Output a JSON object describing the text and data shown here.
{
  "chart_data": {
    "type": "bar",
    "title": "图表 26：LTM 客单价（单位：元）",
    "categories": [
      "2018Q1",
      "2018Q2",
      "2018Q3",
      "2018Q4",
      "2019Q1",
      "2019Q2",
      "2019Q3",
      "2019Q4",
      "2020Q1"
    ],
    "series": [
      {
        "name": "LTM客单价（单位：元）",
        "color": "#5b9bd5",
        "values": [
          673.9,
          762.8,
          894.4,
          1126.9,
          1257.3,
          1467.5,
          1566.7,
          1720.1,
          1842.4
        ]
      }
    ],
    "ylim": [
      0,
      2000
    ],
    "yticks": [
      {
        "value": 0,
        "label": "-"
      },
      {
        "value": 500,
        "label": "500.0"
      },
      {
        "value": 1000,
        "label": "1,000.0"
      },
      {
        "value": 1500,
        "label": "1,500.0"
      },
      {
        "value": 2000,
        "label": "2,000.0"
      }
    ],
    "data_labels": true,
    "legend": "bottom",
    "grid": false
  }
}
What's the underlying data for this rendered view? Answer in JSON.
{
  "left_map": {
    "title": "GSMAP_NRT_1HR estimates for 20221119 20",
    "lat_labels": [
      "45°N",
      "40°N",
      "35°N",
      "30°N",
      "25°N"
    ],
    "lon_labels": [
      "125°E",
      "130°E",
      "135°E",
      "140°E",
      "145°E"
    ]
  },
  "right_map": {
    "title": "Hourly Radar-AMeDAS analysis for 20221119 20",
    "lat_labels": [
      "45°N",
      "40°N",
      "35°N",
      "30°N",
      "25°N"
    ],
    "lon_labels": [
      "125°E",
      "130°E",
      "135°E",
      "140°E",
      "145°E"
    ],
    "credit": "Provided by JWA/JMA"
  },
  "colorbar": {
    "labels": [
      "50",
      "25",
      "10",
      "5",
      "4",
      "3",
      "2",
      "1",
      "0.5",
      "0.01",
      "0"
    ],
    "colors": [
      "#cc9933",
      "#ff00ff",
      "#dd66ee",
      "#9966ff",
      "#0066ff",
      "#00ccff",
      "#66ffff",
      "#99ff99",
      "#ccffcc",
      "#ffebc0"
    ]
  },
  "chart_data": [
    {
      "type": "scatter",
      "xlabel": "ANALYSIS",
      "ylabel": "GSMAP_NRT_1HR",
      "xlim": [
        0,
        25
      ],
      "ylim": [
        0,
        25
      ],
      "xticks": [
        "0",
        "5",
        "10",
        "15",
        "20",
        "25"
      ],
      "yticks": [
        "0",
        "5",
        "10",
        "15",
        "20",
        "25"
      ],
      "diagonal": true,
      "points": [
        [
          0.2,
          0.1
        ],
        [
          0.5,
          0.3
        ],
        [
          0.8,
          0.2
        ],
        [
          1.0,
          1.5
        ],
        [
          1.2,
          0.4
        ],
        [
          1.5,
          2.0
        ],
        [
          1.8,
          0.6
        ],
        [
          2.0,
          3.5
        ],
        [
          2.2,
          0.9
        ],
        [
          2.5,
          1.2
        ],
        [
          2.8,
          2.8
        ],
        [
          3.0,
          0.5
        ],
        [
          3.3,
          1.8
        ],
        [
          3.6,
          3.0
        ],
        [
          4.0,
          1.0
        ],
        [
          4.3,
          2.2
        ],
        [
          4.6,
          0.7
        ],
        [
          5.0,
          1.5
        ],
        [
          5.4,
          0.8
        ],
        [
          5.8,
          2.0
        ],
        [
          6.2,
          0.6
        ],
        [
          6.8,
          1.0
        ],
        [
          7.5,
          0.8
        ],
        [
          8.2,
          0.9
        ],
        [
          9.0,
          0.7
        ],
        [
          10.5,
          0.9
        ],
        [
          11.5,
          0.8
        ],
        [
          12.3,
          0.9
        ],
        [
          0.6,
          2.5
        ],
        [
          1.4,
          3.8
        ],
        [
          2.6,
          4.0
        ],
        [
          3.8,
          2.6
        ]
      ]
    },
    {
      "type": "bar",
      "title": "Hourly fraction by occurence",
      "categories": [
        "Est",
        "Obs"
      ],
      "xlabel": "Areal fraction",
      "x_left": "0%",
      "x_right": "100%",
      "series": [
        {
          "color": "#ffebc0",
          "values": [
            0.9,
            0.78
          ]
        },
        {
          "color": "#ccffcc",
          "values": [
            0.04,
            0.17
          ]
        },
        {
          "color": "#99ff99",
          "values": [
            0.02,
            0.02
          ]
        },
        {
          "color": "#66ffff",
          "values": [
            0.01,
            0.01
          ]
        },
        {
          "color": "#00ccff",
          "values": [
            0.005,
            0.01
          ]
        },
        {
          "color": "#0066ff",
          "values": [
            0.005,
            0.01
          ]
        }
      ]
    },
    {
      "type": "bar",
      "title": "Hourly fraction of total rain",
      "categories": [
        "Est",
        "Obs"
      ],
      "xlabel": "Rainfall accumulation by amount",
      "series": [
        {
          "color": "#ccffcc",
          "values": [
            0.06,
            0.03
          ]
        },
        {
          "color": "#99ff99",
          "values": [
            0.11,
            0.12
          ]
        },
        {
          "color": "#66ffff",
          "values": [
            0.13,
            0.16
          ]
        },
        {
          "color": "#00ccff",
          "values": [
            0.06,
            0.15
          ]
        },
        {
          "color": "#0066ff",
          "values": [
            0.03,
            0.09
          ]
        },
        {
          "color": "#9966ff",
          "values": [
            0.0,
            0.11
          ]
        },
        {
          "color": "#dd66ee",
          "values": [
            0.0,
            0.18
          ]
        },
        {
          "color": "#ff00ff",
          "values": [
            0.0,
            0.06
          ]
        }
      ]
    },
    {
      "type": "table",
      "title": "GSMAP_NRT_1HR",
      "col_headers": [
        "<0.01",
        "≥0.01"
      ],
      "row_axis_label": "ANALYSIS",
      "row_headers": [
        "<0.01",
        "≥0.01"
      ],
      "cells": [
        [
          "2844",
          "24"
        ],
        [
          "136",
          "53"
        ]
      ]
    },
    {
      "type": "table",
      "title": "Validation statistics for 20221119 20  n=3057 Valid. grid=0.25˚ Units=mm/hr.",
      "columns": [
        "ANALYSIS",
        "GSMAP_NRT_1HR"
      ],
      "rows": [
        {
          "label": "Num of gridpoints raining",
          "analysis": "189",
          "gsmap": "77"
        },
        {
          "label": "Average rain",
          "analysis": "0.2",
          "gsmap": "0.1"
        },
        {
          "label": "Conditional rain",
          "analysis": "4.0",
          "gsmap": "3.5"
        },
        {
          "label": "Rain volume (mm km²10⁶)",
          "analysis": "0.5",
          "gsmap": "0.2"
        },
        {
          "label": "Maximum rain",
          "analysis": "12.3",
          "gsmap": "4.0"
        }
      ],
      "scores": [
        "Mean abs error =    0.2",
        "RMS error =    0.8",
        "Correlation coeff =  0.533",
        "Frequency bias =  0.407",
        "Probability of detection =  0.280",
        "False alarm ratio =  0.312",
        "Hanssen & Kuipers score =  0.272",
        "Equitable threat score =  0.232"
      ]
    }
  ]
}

----------------------------------------

◆ Exercise instructions ◆
Identify and copy all lines with the word "fraction".

◆ Result below ◆
      "title": "Hourly fraction by occurence",
      "xlabel": "Areal fraction",
      "title": "Hourly fraction of total rain",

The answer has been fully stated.